:: Problem ::
Using the records that follow, copy every line containing the word "name".

:: Records to process ::
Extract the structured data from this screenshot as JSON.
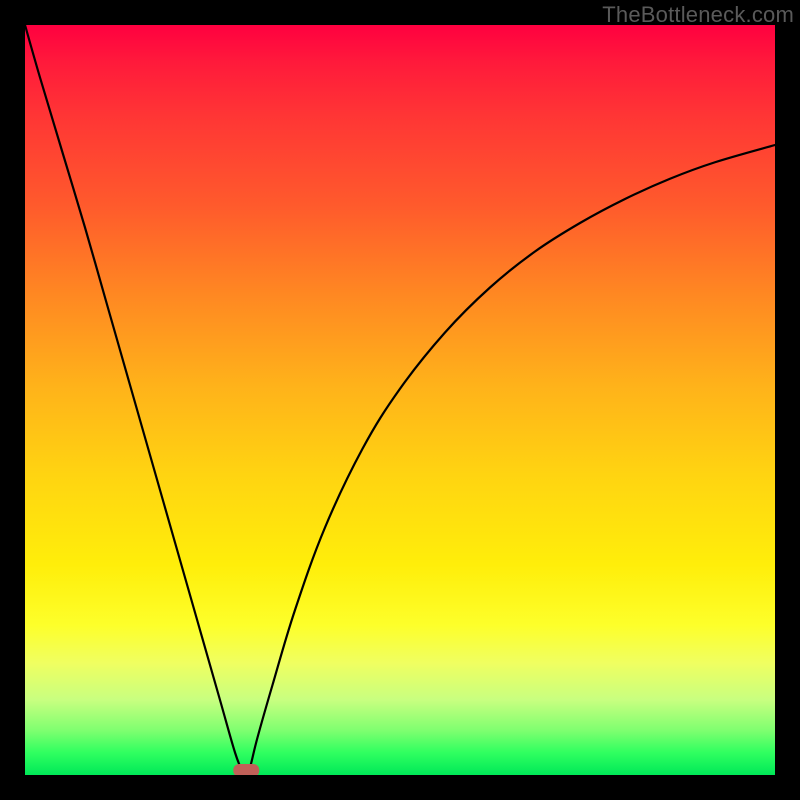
{
  "watermark": "TheBottleneck.com",
  "chart_data": {
    "type": "line",
    "title": "",
    "xlabel": "",
    "ylabel": "",
    "xlim": [
      0,
      100
    ],
    "ylim": [
      0,
      100
    ],
    "grid": false,
    "legend": false,
    "series": [
      {
        "name": "left-branch",
        "x": [
          0,
          2,
          5,
          8,
          11,
          14,
          17,
          20,
          23,
          26,
          28,
          29,
          29.5
        ],
        "y": [
          100,
          93,
          83,
          73,
          62.5,
          52,
          41.5,
          31,
          20.5,
          10,
          3,
          0.5,
          0
        ]
      },
      {
        "name": "right-branch",
        "x": [
          29.5,
          30,
          31,
          33,
          36,
          40,
          45,
          50,
          56,
          62,
          68,
          74,
          80,
          86,
          92,
          100
        ],
        "y": [
          0,
          1,
          5,
          12,
          22,
          33,
          43.5,
          51.5,
          59,
          65,
          69.8,
          73.6,
          76.8,
          79.5,
          81.7,
          84
        ]
      }
    ],
    "marker": {
      "name": "minimum-marker",
      "x": 29.5,
      "y": 0,
      "color": "#c06058",
      "shape": "rounded-rect"
    },
    "background_gradient": {
      "top": "#ff0040",
      "bottom": "#00e858"
    }
  }
}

:: Reply ::
        "name": "left-branch",
        "name": "right-branch",
      "name": "minimum-marker",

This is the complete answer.